Work to complete ::
Say how many lines include the word "your", using only a number.

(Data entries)
================

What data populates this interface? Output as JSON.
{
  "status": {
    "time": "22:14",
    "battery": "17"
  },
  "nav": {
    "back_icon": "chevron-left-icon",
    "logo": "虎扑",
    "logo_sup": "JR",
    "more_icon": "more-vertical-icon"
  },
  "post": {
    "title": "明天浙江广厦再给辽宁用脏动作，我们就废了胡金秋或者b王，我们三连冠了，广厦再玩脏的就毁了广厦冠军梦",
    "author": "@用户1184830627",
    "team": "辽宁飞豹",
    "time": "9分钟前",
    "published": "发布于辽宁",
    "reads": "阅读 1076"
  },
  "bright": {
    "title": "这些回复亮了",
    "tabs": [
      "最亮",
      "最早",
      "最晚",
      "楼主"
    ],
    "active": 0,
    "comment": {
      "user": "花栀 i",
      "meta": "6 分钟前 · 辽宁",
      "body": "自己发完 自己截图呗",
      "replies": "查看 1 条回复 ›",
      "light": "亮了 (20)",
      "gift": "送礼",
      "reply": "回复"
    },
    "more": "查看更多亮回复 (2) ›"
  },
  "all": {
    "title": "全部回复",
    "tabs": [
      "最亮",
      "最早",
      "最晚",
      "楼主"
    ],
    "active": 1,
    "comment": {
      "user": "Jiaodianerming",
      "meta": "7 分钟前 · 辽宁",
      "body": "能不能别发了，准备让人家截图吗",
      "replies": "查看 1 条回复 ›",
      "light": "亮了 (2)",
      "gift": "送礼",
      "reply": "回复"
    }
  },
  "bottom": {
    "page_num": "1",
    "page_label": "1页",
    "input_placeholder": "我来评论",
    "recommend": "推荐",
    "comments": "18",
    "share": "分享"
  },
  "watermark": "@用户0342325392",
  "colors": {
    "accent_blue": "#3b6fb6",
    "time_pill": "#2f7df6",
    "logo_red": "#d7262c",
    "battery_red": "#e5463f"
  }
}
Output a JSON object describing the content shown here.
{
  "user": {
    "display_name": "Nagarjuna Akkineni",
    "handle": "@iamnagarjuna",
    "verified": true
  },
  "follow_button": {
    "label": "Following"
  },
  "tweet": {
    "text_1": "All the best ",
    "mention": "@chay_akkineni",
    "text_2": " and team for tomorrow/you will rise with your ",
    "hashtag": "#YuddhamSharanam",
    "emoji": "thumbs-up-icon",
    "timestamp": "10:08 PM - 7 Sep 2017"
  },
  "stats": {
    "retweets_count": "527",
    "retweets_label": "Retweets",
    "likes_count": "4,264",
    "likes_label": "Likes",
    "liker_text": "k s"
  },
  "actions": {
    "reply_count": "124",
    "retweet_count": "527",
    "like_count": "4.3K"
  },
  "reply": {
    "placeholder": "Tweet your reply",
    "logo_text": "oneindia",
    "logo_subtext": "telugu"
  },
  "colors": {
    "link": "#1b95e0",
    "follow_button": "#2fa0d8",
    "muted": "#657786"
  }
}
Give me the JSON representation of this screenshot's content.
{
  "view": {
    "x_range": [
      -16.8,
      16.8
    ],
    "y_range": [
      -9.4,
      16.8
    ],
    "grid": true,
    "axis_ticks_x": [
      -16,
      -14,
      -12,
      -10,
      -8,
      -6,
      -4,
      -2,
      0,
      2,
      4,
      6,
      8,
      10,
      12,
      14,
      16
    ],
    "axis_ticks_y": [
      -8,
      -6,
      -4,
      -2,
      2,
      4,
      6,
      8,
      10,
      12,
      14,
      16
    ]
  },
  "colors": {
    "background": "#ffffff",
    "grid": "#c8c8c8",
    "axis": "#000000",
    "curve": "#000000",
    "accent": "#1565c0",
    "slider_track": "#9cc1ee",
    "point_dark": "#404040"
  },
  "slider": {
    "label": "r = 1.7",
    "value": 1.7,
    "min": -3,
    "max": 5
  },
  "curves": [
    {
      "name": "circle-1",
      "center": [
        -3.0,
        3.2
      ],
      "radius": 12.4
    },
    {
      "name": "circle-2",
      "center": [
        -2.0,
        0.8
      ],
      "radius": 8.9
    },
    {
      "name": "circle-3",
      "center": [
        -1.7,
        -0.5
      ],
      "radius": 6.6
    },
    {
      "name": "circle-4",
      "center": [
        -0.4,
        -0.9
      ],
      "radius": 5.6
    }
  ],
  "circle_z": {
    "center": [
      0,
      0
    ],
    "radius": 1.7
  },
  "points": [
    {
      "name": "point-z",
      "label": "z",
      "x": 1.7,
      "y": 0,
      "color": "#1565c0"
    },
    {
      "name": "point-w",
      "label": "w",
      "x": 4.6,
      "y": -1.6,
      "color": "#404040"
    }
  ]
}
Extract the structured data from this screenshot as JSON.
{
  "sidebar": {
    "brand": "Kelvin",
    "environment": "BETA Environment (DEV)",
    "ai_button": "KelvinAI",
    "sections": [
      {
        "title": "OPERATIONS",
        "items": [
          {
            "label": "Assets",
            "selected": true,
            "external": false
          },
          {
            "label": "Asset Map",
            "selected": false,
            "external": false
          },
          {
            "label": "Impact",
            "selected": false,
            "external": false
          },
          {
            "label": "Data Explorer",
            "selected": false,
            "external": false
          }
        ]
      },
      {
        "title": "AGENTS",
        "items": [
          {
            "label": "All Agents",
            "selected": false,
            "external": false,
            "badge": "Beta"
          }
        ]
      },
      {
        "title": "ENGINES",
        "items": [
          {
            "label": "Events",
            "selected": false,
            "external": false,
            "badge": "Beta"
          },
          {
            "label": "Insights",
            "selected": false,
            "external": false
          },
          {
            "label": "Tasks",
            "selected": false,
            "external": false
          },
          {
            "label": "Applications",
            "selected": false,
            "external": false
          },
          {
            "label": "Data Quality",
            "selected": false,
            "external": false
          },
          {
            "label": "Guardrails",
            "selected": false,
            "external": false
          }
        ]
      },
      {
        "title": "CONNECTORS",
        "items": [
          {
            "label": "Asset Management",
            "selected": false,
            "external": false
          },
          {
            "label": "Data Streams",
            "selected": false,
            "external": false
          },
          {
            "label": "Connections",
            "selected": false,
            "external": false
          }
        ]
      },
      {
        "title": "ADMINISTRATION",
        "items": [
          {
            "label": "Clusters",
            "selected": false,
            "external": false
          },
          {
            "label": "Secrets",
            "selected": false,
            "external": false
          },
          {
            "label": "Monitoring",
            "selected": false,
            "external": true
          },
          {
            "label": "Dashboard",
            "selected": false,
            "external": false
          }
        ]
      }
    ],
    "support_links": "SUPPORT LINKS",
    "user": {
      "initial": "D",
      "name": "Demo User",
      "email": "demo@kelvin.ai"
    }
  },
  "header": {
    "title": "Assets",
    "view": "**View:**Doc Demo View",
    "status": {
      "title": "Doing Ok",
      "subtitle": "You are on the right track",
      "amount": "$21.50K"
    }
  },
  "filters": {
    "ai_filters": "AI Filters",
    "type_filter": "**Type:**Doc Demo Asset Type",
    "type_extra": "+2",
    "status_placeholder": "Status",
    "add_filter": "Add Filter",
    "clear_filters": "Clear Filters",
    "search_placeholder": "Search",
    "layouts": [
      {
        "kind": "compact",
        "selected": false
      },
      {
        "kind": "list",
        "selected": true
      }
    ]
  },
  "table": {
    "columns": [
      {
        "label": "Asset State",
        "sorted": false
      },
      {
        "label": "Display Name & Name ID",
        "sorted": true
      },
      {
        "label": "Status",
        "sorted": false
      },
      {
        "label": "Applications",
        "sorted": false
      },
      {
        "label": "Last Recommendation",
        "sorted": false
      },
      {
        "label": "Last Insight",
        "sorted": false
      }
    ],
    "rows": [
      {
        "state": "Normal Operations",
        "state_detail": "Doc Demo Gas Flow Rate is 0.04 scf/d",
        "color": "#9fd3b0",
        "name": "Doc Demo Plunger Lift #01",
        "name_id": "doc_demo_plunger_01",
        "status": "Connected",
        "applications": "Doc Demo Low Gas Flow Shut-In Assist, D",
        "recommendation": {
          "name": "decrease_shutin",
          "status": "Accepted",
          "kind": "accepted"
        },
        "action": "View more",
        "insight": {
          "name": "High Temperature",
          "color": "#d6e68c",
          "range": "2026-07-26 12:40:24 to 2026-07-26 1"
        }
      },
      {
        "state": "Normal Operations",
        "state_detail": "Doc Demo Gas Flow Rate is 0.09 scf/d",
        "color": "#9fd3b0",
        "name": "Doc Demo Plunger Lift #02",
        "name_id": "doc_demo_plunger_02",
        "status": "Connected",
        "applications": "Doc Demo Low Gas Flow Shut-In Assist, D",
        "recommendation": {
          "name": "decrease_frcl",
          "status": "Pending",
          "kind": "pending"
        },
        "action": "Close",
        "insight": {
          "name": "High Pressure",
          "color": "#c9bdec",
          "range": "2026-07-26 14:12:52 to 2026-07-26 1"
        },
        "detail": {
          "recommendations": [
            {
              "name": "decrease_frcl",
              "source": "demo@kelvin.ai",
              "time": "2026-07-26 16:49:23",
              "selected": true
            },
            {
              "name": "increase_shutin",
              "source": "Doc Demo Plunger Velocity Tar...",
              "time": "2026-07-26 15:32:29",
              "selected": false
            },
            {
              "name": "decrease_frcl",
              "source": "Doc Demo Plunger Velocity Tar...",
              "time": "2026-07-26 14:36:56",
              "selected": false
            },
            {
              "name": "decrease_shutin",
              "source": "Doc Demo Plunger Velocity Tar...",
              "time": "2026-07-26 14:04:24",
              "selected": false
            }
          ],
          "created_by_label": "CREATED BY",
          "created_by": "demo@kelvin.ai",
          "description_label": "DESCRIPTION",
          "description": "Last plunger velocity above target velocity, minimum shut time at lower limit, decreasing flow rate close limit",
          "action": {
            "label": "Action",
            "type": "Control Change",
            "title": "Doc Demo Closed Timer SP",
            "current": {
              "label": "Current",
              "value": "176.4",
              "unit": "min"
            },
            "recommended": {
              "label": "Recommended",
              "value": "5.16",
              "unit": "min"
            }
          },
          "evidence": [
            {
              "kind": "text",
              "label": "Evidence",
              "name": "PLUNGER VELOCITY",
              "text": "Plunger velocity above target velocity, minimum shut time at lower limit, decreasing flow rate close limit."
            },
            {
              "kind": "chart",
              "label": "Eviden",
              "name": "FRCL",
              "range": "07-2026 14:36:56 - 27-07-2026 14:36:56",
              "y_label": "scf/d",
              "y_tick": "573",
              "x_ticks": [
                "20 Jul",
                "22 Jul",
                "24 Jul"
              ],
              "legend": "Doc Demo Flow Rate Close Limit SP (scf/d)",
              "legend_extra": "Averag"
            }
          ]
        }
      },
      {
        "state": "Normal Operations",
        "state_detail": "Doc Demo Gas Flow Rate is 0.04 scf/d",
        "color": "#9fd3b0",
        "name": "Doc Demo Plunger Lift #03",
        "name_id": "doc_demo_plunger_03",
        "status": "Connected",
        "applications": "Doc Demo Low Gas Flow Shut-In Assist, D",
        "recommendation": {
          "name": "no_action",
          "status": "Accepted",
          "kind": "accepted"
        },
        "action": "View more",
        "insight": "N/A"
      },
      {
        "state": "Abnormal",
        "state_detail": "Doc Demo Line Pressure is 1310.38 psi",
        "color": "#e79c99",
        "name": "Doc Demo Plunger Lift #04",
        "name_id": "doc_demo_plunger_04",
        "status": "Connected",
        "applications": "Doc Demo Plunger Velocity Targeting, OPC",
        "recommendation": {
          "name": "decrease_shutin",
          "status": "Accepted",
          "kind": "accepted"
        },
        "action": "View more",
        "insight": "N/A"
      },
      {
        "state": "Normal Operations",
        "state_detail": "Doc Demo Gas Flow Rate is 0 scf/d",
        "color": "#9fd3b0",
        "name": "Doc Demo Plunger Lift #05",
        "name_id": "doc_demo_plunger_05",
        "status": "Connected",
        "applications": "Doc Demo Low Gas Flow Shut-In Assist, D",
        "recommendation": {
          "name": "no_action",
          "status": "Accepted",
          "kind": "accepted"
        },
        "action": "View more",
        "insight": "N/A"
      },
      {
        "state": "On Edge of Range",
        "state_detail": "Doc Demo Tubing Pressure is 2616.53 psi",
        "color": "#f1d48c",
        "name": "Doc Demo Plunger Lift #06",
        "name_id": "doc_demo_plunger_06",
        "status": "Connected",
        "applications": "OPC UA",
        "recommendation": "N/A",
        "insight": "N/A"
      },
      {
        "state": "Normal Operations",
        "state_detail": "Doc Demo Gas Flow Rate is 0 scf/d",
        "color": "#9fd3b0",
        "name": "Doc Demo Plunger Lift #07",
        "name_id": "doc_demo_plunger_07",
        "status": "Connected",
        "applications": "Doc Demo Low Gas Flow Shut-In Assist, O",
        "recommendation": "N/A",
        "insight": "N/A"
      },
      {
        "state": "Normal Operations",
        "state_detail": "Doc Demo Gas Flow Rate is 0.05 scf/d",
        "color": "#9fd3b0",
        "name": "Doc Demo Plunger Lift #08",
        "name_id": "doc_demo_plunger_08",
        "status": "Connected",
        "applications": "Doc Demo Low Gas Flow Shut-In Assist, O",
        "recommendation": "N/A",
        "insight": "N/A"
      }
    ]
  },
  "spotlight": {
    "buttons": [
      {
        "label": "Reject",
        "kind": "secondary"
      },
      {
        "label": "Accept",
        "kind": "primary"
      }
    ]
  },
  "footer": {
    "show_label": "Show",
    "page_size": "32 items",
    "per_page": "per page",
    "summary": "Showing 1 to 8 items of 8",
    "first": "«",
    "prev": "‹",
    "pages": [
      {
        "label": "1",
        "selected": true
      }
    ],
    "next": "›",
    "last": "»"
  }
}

================

Solution ::
2